_EXERCISE AIM_
Quote the whole listing word for word, please.

_INPUT DATA_
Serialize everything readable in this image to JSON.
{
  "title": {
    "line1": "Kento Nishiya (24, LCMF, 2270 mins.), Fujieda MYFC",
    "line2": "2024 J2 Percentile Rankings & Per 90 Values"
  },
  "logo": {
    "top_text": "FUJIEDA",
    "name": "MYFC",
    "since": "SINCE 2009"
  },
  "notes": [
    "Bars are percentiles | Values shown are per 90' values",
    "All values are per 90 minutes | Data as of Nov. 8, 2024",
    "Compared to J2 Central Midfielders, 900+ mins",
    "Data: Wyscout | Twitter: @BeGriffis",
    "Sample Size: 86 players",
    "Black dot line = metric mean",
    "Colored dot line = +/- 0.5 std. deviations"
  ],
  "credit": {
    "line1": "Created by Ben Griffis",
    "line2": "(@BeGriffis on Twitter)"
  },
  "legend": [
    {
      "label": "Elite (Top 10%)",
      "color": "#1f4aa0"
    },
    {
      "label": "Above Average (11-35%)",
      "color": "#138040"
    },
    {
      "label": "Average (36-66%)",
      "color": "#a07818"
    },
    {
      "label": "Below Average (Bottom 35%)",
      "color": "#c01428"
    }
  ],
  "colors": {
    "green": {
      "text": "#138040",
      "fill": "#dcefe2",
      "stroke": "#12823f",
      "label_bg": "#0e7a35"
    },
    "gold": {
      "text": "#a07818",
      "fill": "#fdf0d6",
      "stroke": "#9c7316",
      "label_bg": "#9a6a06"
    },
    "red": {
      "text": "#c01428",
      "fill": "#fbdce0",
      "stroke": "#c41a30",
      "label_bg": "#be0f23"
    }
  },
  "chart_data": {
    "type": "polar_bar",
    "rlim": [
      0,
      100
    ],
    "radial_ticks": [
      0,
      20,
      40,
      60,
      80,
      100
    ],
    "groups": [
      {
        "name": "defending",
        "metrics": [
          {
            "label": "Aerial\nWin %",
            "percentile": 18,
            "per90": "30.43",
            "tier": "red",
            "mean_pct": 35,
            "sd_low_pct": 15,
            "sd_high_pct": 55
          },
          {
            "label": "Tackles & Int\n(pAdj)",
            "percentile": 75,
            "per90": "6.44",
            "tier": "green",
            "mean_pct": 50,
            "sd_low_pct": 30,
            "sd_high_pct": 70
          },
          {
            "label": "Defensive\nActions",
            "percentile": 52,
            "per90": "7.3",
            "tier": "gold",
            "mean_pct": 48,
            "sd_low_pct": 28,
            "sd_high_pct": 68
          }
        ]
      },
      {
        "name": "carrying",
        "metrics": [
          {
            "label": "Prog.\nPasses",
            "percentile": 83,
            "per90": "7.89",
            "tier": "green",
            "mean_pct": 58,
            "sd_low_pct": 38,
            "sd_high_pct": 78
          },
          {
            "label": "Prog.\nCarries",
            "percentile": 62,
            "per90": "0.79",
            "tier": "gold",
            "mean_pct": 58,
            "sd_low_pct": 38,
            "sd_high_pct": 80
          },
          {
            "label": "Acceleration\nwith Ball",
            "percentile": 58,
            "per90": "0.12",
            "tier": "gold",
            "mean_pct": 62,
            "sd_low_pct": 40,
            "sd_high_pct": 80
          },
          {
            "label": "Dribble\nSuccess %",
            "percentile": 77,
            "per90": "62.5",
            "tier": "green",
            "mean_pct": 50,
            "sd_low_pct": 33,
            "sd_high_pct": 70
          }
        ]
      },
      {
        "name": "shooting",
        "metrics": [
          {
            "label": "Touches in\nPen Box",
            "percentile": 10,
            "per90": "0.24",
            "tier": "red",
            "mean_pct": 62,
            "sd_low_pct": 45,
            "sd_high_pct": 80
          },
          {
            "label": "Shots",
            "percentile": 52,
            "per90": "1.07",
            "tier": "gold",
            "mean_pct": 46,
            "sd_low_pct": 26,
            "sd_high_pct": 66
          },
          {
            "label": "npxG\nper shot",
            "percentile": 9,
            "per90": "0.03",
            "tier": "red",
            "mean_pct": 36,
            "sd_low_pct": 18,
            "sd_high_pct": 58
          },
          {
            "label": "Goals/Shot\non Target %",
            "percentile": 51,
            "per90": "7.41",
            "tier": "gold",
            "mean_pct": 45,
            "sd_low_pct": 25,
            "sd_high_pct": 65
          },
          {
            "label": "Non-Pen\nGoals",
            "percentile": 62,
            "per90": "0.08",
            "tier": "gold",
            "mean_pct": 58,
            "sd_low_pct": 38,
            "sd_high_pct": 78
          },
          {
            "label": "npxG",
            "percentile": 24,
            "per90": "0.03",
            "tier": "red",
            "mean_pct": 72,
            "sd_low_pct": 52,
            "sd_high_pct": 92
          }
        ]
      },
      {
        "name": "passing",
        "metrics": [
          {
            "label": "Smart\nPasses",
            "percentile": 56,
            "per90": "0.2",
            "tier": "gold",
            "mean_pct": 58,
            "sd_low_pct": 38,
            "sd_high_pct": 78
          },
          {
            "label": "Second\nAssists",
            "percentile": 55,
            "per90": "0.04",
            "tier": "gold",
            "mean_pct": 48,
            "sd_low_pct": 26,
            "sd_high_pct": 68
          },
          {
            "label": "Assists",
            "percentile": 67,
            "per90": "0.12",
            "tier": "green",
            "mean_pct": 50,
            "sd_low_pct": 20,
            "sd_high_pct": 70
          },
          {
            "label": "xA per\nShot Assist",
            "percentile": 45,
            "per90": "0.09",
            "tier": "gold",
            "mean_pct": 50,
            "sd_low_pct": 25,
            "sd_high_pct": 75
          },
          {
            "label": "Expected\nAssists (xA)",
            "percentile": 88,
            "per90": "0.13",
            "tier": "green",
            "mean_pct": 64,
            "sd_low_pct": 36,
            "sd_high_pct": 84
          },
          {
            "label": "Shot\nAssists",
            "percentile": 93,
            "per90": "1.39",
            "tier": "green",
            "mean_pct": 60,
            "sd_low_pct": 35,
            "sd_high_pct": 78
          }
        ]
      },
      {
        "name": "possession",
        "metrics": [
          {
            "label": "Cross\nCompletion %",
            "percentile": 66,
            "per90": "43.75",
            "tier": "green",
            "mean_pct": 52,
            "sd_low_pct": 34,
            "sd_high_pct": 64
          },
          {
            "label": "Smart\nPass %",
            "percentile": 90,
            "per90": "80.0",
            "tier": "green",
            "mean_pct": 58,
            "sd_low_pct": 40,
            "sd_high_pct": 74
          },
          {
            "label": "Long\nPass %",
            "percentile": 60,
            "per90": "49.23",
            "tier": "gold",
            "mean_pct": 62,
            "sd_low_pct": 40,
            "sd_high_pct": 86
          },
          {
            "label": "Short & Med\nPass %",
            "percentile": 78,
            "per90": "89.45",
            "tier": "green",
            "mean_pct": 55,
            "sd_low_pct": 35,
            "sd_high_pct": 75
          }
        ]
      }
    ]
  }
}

_WORKED SOLUTION_
Serialize everything readable in this image to JSON.
{
  "title": {
    "line1": "Kento Nishiya (24, LCMF, 2270 mins.), Fujieda MYFC",
    "line2": "2024 J2 Percentile Rankings & Per 90 Values"
  },
  "logo": {
    "top_text": "FUJIEDA",
    "name": "MYFC",
    "since": "SINCE 2009"
  },
  "notes": [
    "Bars are percentiles | Values shown are per 90' values",
    "All values are per 90 minutes | Data as of Nov. 8, 2024",
    "Compared to J2 Central Midfielders, 900+ mins",
    "Data: Wyscout | Twitter: @BeGriffis",
    "Sample Size: 86 players",
    "Black dot line = metric mean",
    "Colored dot line = +/- 0.5 std. deviations"
  ],
  "credit": {
    "line1": "Created by Ben Griffis",
    "line2": "(@BeGriffis on Twitter)"
  },
  "legend": [
    {
      "label": "Elite (Top 10%)",
      "color": "#1f4aa0"
    },
    {
      "label": "Above Average (11-35%)",
      "color": "#138040"
    },
    {
      "label": "Average (36-66%)",
      "color": "#a07818"
    },
    {
      "label": "Below Average (Bottom 35%)",
      "color": "#c01428"
    }
  ],
  "colors": {
    "green": {
      "text": "#138040",
      "fill": "#dcefe2",
      "stroke": "#12823f",
      "label_bg": "#0e7a35"
    },
    "gold": {
      "text": "#a07818",
      "fill": "#fdf0d6",
      "stroke": "#9c7316",
      "label_bg": "#9a6a06"
    },
    "red": {
      "text": "#c01428",
      "fill": "#fbdce0",
      "stroke": "#c41a30",
      "label_bg": "#be0f23"
    }
  },
  "chart_data": {
    "type": "polar_bar",
    "rlim": [
      0,
      100
    ],
    "radial_ticks": [
      0,
      20,
      40,
      60,
      80,
      100
    ],
    "groups": [
      {
        "name": "defending",
        "metrics": [
          {
            "label": "Aerial\nWin %",
            "percentile": 18,
            "per90": "30.43",
            "tier": "red",
            "mean_pct": 35,
            "sd_low_pct": 15,
            "sd_high_pct": 55
          },
          {
            "label": "Tackles & Int\n(pAdj)",
            "percentile": 75,
            "per90": "6.44",
            "tier": "green",
            "mean_pct": 50,
            "sd_low_pct": 30,
            "sd_high_pct": 70
          },
          {
            "label": "Defensive\nActions",
            "percentile": 52,
            "per90": "7.3",
            "tier": "gold",
            "mean_pct": 48,
            "sd_low_pct": 28,
            "sd_high_pct": 68
          }
        ]
      },
      {
        "name": "carrying",
        "metrics": [
          {
            "label": "Prog.\nPasses",
            "percentile": 83,
            "per90": "7.89",
            "tier": "green",
            "mean_pct": 58,
            "sd_low_pct": 38,
            "sd_high_pct": 78
          },
          {
            "label": "Prog.\nCarries",
            "percentile": 62,
            "per90": "0.79",
            "tier": "gold",
            "mean_pct": 58,
            "sd_low_pct": 38,
            "sd_high_pct": 80
          },
          {
            "label": "Acceleration\nwith Ball",
            "percentile": 58,
            "per90": "0.12",
            "tier": "gold",
            "mean_pct": 62,
            "sd_low_pct": 40,
            "sd_high_pct": 80
          },
          {
            "label": "Dribble\nSuccess %",
            "percentile": 77,
            "per90": "62.5",
            "tier": "green",
            "mean_pct": 50,
            "sd_low_pct": 33,
            "sd_high_pct": 70
          }
        ]
      },
      {
        "name": "shooting",
        "metrics": [
          {
            "label": "Touches in\nPen Box",
            "percentile": 10,
            "per90": "0.24",
            "tier": "red",
            "mean_pct": 62,
            "sd_low_pct": 45,
            "sd_high_pct": 80
          },
          {
            "label": "Shots",
            "percentile": 52,
            "per90": "1.07",
            "tier": "gold",
            "mean_pct": 46,
            "sd_low_pct": 26,
            "sd_high_pct": 66
          },
          {
            "label": "npxG\nper shot",
            "percentile": 9,
            "per90": "0.03",
            "tier": "red",
            "mean_pct": 36,
            "sd_low_pct": 18,
            "sd_high_pct": 58
          },
          {
            "label": "Goals/Shot\non Target %",
            "percentile": 51,
            "per90": "7.41",
            "tier": "gold",
            "mean_pct": 45,
            "sd_low_pct": 25,
            "sd_high_pct": 65
          },
          {
            "label": "Non-Pen\nGoals",
            "percentile": 62,
            "per90": "0.08",
            "tier": "gold",
            "mean_pct": 58,
            "sd_low_pct": 38,
            "sd_high_pct": 78
          },
          {
            "label": "npxG",
            "percentile": 24,
            "per90": "0.03",
            "tier": "red",
            "mean_pct": 72,
            "sd_low_pct": 52,
            "sd_high_pct": 92
          }
        ]
      },
      {
        "name": "passing",
        "metrics": [
          {
            "label": "Smart\nPasses",
            "percentile": 56,
            "per90": "0.2",
            "tier": "gold",
            "mean_pct": 58,
            "sd_low_pct": 38,
            "sd_high_pct": 78
          },
          {
            "label": "Second\nAssists",
            "percentile": 55,
            "per90": "0.04",
            "tier": "gold",
            "mean_pct": 48,
            "sd_low_pct": 26,
            "sd_high_pct": 68
          },
          {
            "label": "Assists",
            "percentile": 67,
            "per90": "0.12",
            "tier": "green",
            "mean_pct": 50,
            "sd_low_pct": 20,
            "sd_high_pct": 70
          },
          {
            "label": "xA per\nShot Assist",
            "percentile": 45,
            "per90": "0.09",
            "tier": "gold",
            "mean_pct": 50,
            "sd_low_pct": 25,
            "sd_high_pct": 75
          },
          {
            "label": "Expected\nAssists (xA)",
            "percentile": 88,
            "per90": "0.13",
            "tier": "green",
            "mean_pct": 64,
            "sd_low_pct": 36,
            "sd_high_pct": 84
          },
          {
            "label": "Shot\nAssists",
            "percentile": 93,
            "per90": "1.39",
            "tier": "green",
            "mean_pct": 60,
            "sd_low_pct": 35,
            "sd_high_pct": 78
          }
        ]
      },
      {
        "name": "possession",
        "metrics": [
          {
            "label": "Cross\nCompletion %",
            "percentile": 66,
            "per90": "43.75",
            "tier": "green",
            "mean_pct": 52,
            "sd_low_pct": 34,
            "sd_high_pct": 64
          },
          {
            "label": "Smart\nPass %",
            "percentile": 90,
            "per90": "80.0",
            "tier": "green",
            "mean_pct": 58,
            "sd_low_pct": 40,
            "sd_high_pct": 74
          },
          {
            "label": "Long\nPass %",
            "percentile": 60,
            "per90": "49.23",
            "tier": "gold",
            "mean_pct": 62,
            "sd_low_pct": 40,
            "sd_high_pct": 86
          },
          {
            "label": "Short & Med\nPass %",
            "percentile": 78,
            "per90": "89.45",
            "tier": "green",
            "mean_pct": 55,
            "sd_low_pct": 35,
            "sd_high_pct": 75
          }
        ]
      }
    ]
  }
}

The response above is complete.